Saved entries

──────────────────────────────

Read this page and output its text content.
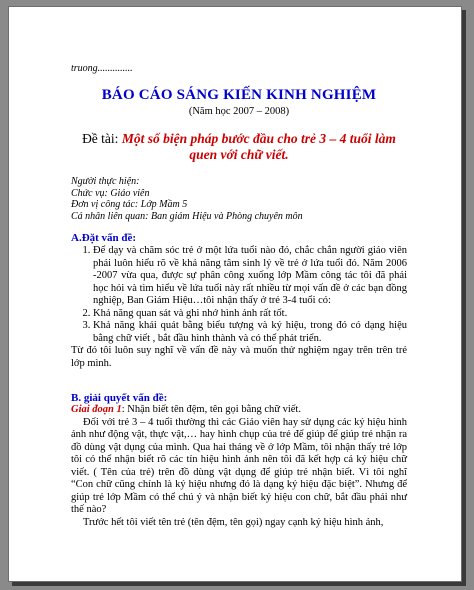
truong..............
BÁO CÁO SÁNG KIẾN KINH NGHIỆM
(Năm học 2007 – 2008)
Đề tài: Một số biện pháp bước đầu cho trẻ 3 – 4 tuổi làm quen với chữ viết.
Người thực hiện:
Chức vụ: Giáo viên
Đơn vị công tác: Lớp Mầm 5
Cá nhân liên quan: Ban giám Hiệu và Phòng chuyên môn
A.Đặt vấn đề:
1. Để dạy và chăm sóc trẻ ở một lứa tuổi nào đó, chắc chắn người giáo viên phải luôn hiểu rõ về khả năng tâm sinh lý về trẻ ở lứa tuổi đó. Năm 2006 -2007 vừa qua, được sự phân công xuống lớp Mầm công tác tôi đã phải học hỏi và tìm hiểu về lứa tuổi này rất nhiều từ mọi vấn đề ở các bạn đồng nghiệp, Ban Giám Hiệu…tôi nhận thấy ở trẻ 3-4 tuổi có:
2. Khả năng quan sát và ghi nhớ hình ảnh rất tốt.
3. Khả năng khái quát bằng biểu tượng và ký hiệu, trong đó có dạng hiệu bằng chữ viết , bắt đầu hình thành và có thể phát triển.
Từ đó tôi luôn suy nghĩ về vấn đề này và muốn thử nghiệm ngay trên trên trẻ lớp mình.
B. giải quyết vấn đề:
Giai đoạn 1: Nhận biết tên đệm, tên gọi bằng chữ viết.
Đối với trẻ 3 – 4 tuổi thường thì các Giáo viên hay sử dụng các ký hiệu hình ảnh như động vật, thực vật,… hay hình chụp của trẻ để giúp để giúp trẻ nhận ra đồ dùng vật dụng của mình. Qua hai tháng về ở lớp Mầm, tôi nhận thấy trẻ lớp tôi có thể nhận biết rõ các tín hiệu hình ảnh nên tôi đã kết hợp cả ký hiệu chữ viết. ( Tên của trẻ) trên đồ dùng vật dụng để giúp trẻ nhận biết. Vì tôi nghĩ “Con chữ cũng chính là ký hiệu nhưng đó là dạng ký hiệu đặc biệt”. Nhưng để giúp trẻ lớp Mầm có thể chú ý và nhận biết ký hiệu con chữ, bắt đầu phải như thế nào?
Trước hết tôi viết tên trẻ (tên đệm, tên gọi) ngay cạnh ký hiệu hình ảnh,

──────────────────────────────

What is asked
Retype every record above exactly as written, but leave out the pictures.

Exercise result
Read this page and output its text content.
truong..............
BÁO CÁO SÁNG KIẾN KINH NGHIỆM
(Năm học 2007 – 2008)
Đề tài: Một số biện pháp bước đầu cho trẻ 3 – 4 tuổi làm quen với chữ viết.
Người thực hiện:
Chức vụ: Giáo viên
Đơn vị công tác: Lớp Mầm 5
Cá nhân liên quan: Ban giám Hiệu và Phòng chuyên môn
A.Đặt vấn đề:
1. Để dạy và chăm sóc trẻ ở một lứa tuổi nào đó, chắc chắn người giáo viên phải luôn hiểu rõ về khả năng tâm sinh lý về trẻ ở lứa tuổi đó. Năm 2006 -2007 vừa qua, được sự phân công xuống lớp Mầm công tác tôi đã phải học hỏi và tìm hiểu về lứa tuổi này rất nhiều từ mọi vấn đề ở các bạn đồng nghiệp, Ban Giám Hiệu…tôi nhận thấy ở trẻ 3-4 tuổi có:
2. Khả năng quan sát và ghi nhớ hình ảnh rất tốt.
3. Khả năng khái quát bằng biểu tượng và ký hiệu, trong đó có dạng hiệu bằng chữ viết , bắt đầu hình thành và có thể phát triển.
Từ đó tôi luôn suy nghĩ về vấn đề này và muốn thử nghiệm ngay trên trên trẻ lớp mình.
B. giải quyết vấn đề:
Giai đoạn 1: Nhận biết tên đệm, tên gọi bằng chữ viết.
Đối với trẻ 3 – 4 tuổi thường thì các Giáo viên hay sử dụng các ký hiệu hình ảnh như động vật, thực vật,… hay hình chụp của trẻ để giúp để giúp trẻ nhận ra đồ dùng vật dụng của mình. Qua hai tháng về ở lớp Mầm, tôi nhận thấy trẻ lớp tôi có thể nhận biết rõ các tín hiệu hình ảnh nên tôi đã kết hợp cả ký hiệu chữ viết. ( Tên của trẻ) trên đồ dùng vật dụng để giúp trẻ nhận biết. Vì tôi nghĩ “Con chữ cũng chính là ký hiệu nhưng đó là dạng ký hiệu đặc biệt”. Nhưng để giúp trẻ lớp Mầm có thể chú ý và nhận biết ký hiệu con chữ, bắt đầu phải như thế nào?
Trước hết tôi viết tên trẻ (tên đệm, tên gọi) ngay cạnh ký hiệu hình ảnh,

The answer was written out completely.